- What to do -
Transcribe the entries that follow exactly as they appear, minus pictures.

## Begin Exercise data

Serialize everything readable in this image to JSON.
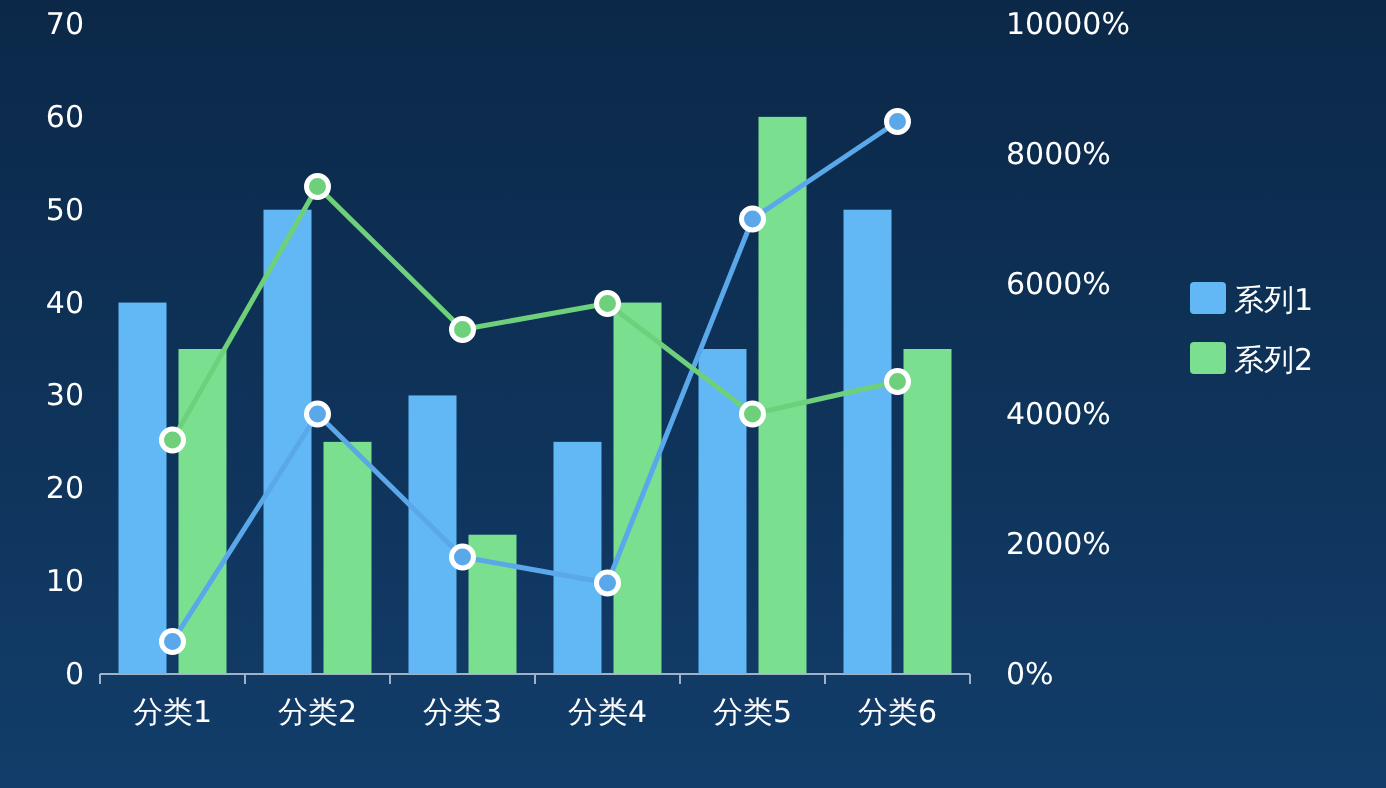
{
  "chart_data": {
    "type": "bar",
    "categories": [
      "分类1",
      "分类2",
      "分类3",
      "分类4",
      "分类5",
      "分类6"
    ],
    "series": [
      {
        "name": "系列1",
        "color": "#62b8f5",
        "values": [
          40,
          50,
          30,
          25,
          35,
          50
        ]
      },
      {
        "name": "系列2",
        "color": "#7ae08f",
        "values": [
          35,
          25,
          15,
          40,
          60,
          35
        ]
      },
      {
        "type": "line",
        "axis": "y2",
        "color": "#5aa8ea",
        "marker": "circle",
        "values": [
          500,
          4000,
          1800,
          1400,
          7000,
          8500
        ]
      },
      {
        "type": "line",
        "axis": "y2",
        "color": "#6fd07c",
        "marker": "circle",
        "values": [
          3600,
          7500,
          5300,
          5700,
          4000,
          4500
        ]
      }
    ],
    "ylim": [
      0,
      70
    ],
    "yticks": [
      0,
      10,
      20,
      30,
      40,
      50,
      60,
      70
    ],
    "y2lim": [
      0,
      10000
    ],
    "y2ticks": [
      {
        "value": 0,
        "label": "0%"
      },
      {
        "value": 2000,
        "label": "2000%"
      },
      {
        "value": 4000,
        "label": "4000%"
      },
      {
        "value": 6000,
        "label": "6000%"
      },
      {
        "value": 8000,
        "label": "8000%"
      },
      {
        "value": 10000,
        "label": "10000%"
      }
    ],
    "grid": false,
    "legend": "right"
  }
}
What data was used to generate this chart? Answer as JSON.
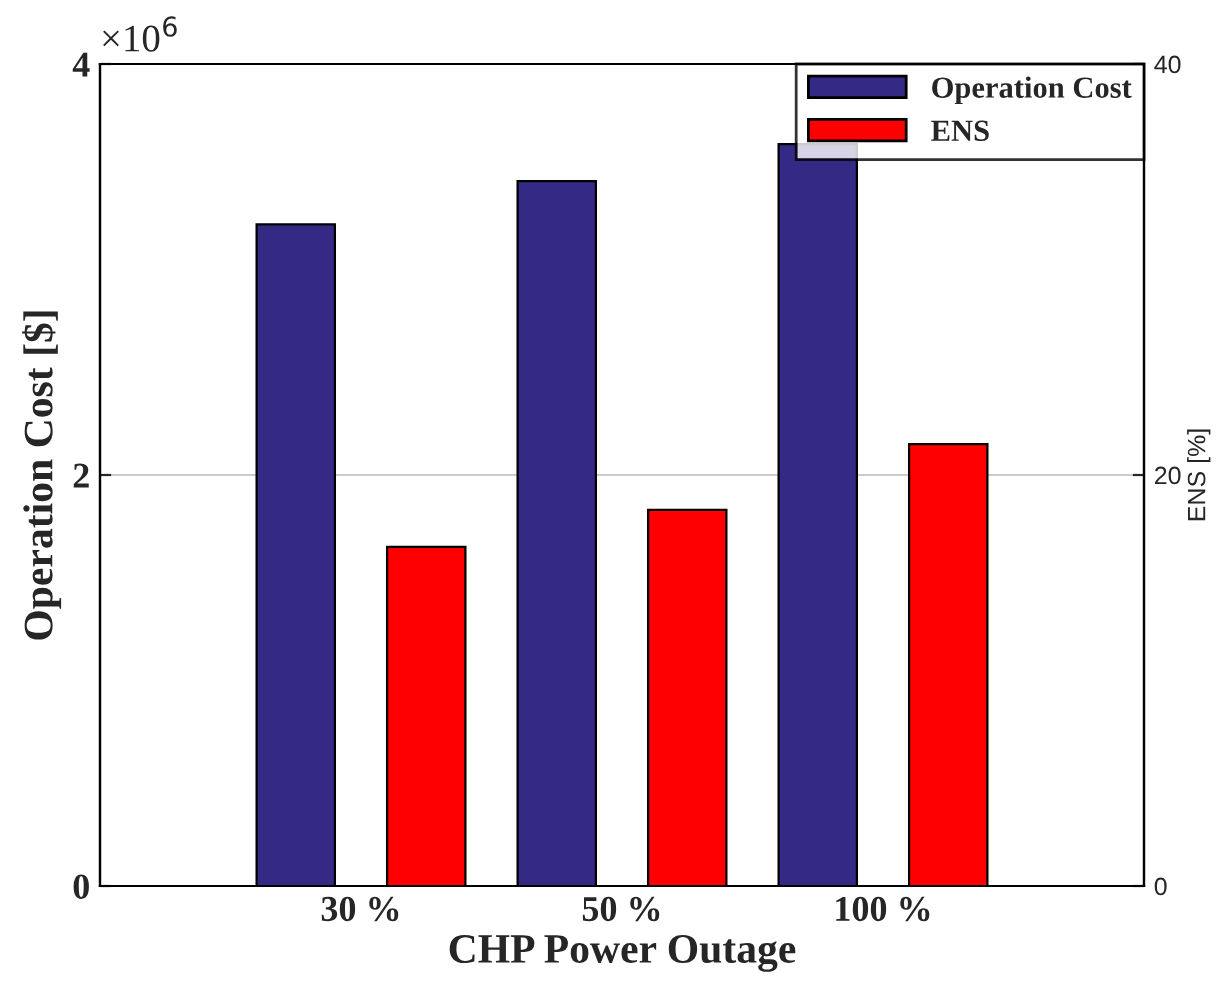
{
  "chart_data": {
    "type": "bar",
    "xlabel": "CHP Power Outage",
    "ylabel": "Operation Cost [$]",
    "y2label": "ENS [%]",
    "categories": [
      "30 %",
      "50 %",
      "100 %"
    ],
    "series": [
      {
        "name": "Operation Cost",
        "color": "#342a86",
        "values": [
          3.22,
          3.43,
          3.61
        ]
      },
      {
        "name": "ENS",
        "color": "#ff0000",
        "values": [
          16.5,
          18.3,
          21.5
        ],
        "axis": "y2"
      }
    ],
    "ylim": [
      0,
      4
    ],
    "yticks": [
      0,
      2,
      4
    ],
    "y2lim": [
      0,
      40
    ],
    "y2ticks": [
      0,
      20,
      40
    ],
    "annotations": [
      "×10$^{6}$"
    ],
    "grid": "y",
    "legend": "top right"
  }
}
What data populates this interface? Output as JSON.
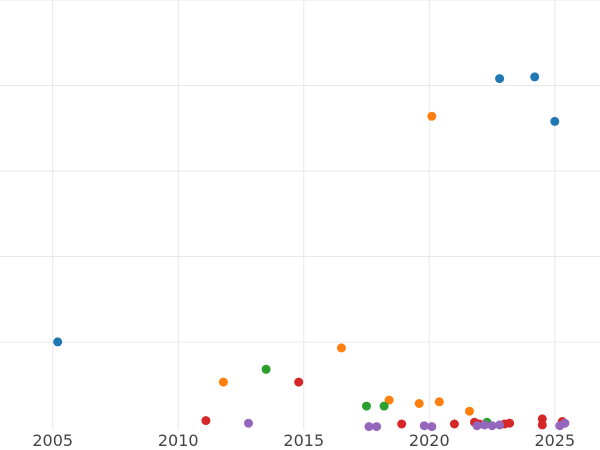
{
  "chart_data": {
    "type": "scatter",
    "title": "",
    "xlabel": "",
    "ylabel": "",
    "grid": true,
    "legend": "none",
    "xlim": [
      2002.9,
      2026.8
    ],
    "ylim": [
      -0.03,
      5.0
    ],
    "xticks": [
      2005,
      2010,
      2015,
      2020,
      2025
    ],
    "xtick_labels": [
      "2005",
      "2010",
      "2015",
      "2020",
      "2025"
    ],
    "yticks": [
      1,
      2,
      3,
      4,
      5
    ],
    "series": [
      {
        "color": "#1f77b4",
        "points": [
          {
            "x": 2005.2,
            "y": 1.0
          },
          {
            "x": 2022.8,
            "y": 4.08
          },
          {
            "x": 2024.2,
            "y": 4.1
          },
          {
            "x": 2025.0,
            "y": 3.58
          }
        ]
      },
      {
        "color": "#ff7f0e",
        "points": [
          {
            "x": 2011.8,
            "y": 0.53
          },
          {
            "x": 2016.5,
            "y": 0.93
          },
          {
            "x": 2018.4,
            "y": 0.32
          },
          {
            "x": 2019.6,
            "y": 0.28
          },
          {
            "x": 2020.1,
            "y": 3.64
          },
          {
            "x": 2020.4,
            "y": 0.3
          },
          {
            "x": 2021.6,
            "y": 0.19
          }
        ]
      },
      {
        "color": "#2ca02c",
        "points": [
          {
            "x": 2013.5,
            "y": 0.68
          },
          {
            "x": 2017.5,
            "y": 0.25
          },
          {
            "x": 2018.2,
            "y": 0.25
          },
          {
            "x": 2022.3,
            "y": 0.06
          }
        ]
      },
      {
        "color": "#d62728",
        "points": [
          {
            "x": 2011.1,
            "y": 0.08
          },
          {
            "x": 2014.8,
            "y": 0.53
          },
          {
            "x": 2018.9,
            "y": 0.04
          },
          {
            "x": 2021.0,
            "y": 0.04
          },
          {
            "x": 2021.8,
            "y": 0.06
          },
          {
            "x": 2022.0,
            "y": 0.04
          },
          {
            "x": 2023.0,
            "y": 0.04
          },
          {
            "x": 2023.2,
            "y": 0.05
          },
          {
            "x": 2024.5,
            "y": 0.1
          },
          {
            "x": 2024.5,
            "y": 0.03
          },
          {
            "x": 2025.3,
            "y": 0.07
          }
        ]
      },
      {
        "color": "#9467bd",
        "points": [
          {
            "x": 2012.8,
            "y": 0.05
          },
          {
            "x": 2017.6,
            "y": 0.01
          },
          {
            "x": 2017.9,
            "y": 0.01
          },
          {
            "x": 2019.8,
            "y": 0.02
          },
          {
            "x": 2020.1,
            "y": 0.01
          },
          {
            "x": 2021.9,
            "y": 0.02
          },
          {
            "x": 2022.2,
            "y": 0.03
          },
          {
            "x": 2022.5,
            "y": 0.02
          },
          {
            "x": 2022.8,
            "y": 0.03
          },
          {
            "x": 2025.2,
            "y": 0.02
          },
          {
            "x": 2025.4,
            "y": 0.05
          }
        ]
      }
    ]
  }
}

## End Exercise data

- Full response -
Serialize everything readable in this image to JSON.
{
  "chart_data": {
    "type": "bar",
    "categories": [
      "分类1",
      "分类2",
      "分类3",
      "分类4",
      "分类5",
      "分类6"
    ],
    "series": [
      {
        "name": "系列1",
        "color": "#62b8f5",
        "values": [
          40,
          50,
          30,
          25,
          35,
          50
        ]
      },
      {
        "name": "系列2",
        "color": "#7ae08f",
        "values": [
          35,
          25,
          15,
          40,
          60,
          35
        ]
      },
      {
        "type": "line",
        "axis": "y2",
        "color": "#5aa8ea",
        "marker": "circle",
        "values": [
          500,
          4000,
          1800,
          1400,
          7000,
          8500
        ]
      },
      {
        "type": "line",
        "axis": "y2",
        "color": "#6fd07c",
        "marker": "circle",
        "values": [
          3600,
          7500,
          5300,
          5700,
          4000,
          4500
        ]
      }
    ],
    "ylim": [
      0,
      70
    ],
    "yticks": [
      0,
      10,
      20,
      30,
      40,
      50,
      60,
      70
    ],
    "y2lim": [
      0,
      10000
    ],
    "y2ticks": [
      {
        "value": 0,
        "label": "0%"
      },
      {
        "value": 2000,
        "label": "2000%"
      },
      {
        "value": 4000,
        "label": "4000%"
      },
      {
        "value": 6000,
        "label": "6000%"
      },
      {
        "value": 8000,
        "label": "8000%"
      },
      {
        "value": 10000,
        "label": "10000%"
      }
    ],
    "grid": false,
    "legend": "right"
  }
}
What data was used to generate this chart? Answer as JSON.
{
  "chart_data": {
    "type": "bar",
    "xlabel": "CHP Power Outage",
    "ylabel": "Operation Cost [$]",
    "y2label": "ENS [%]",
    "categories": [
      "30 %",
      "50 %",
      "100 %"
    ],
    "series": [
      {
        "name": "Operation Cost",
        "color": "#342a86",
        "values": [
          3.22,
          3.43,
          3.61
        ]
      },
      {
        "name": "ENS",
        "color": "#ff0000",
        "values": [
          16.5,
          18.3,
          21.5
        ],
        "axis": "y2"
      }
    ],
    "ylim": [
      0,
      4
    ],
    "yticks": [
      0,
      2,
      4
    ],
    "y2lim": [
      0,
      40
    ],
    "y2ticks": [
      0,
      20,
      40
    ],
    "annotations": [
      "×10$^{6}$"
    ],
    "grid": "y",
    "legend": "top right"
  }
}
What data populates this interface? Output as JSON.
{
  "chart_data": {
    "type": "scatter",
    "title": "",
    "xlabel": "",
    "ylabel": "",
    "grid": true,
    "legend": "none",
    "xlim": [
      2002.9,
      2026.8
    ],
    "ylim": [
      -0.03,
      5.0
    ],
    "xticks": [
      2005,
      2010,
      2015,
      2020,
      2025
    ],
    "xtick_labels": [
      "2005",
      "2010",
      "2015",
      "2020",
      "2025"
    ],
    "yticks": [
      1,
      2,
      3,
      4,
      5
    ],
    "series": [
      {
        "color": "#1f77b4",
        "points": [
          {
            "x": 2005.2,
            "y": 1.0
          },
          {
            "x": 2022.8,
            "y": 4.08
          },
          {
            "x": 2024.2,
            "y": 4.1
          },
          {
            "x": 2025.0,
            "y": 3.58
          }
        ]
      },
      {
        "color": "#ff7f0e",
        "points": [
          {
            "x": 2011.8,
            "y": 0.53
          },
          {
            "x": 2016.5,
            "y": 0.93
          },
          {
            "x": 2018.4,
            "y": 0.32
          },
          {
            "x": 2019.6,
            "y": 0.28
          },
          {
            "x": 2020.1,
            "y": 3.64
          },
          {
            "x": 2020.4,
            "y": 0.3
          },
          {
            "x": 2021.6,
            "y": 0.19
          }
        ]
      },
      {
        "color": "#2ca02c",
        "points": [
          {
            "x": 2013.5,
            "y": 0.68
          },
          {
            "x": 2017.5,
            "y": 0.25
          },
          {
            "x": 2018.2,
            "y": 0.25
          },
          {
            "x": 2022.3,
            "y": 0.06
          }
        ]
      },
      {
        "color": "#d62728",
        "points": [
          {
            "x": 2011.1,
            "y": 0.08
          },
          {
            "x": 2014.8,
            "y": 0.53
          },
          {
            "x": 2018.9,
            "y": 0.04
          },
          {
            "x": 2021.0,
            "y": 0.04
          },
          {
            "x": 2021.8,
            "y": 0.06
          },
          {
            "x": 2022.0,
            "y": 0.04
          },
          {
            "x": 2023.0,
            "y": 0.04
          },
          {
            "x": 2023.2,
            "y": 0.05
          },
          {
            "x": 2024.5,
            "y": 0.1
          },
          {
            "x": 2024.5,
            "y": 0.03
          },
          {
            "x": 2025.3,
            "y": 0.07
          }
        ]
      },
      {
        "color": "#9467bd",
        "points": [
          {
            "x": 2012.8,
            "y": 0.05
          },
          {
            "x": 2017.6,
            "y": 0.01
          },
          {
            "x": 2017.9,
            "y": 0.01
          },
          {
            "x": 2019.8,
            "y": 0.02
          },
          {
            "x": 2020.1,
            "y": 0.01
          },
          {
            "x": 2021.9,
            "y": 0.02
          },
          {
            "x": 2022.2,
            "y": 0.03
          },
          {
            "x": 2022.5,
            "y": 0.02
          },
          {
            "x": 2022.8,
            "y": 0.03
          },
          {
            "x": 2025.2,
            "y": 0.02
          },
          {
            "x": 2025.4,
            "y": 0.05
          }
        ]
      }
    ]
  }
}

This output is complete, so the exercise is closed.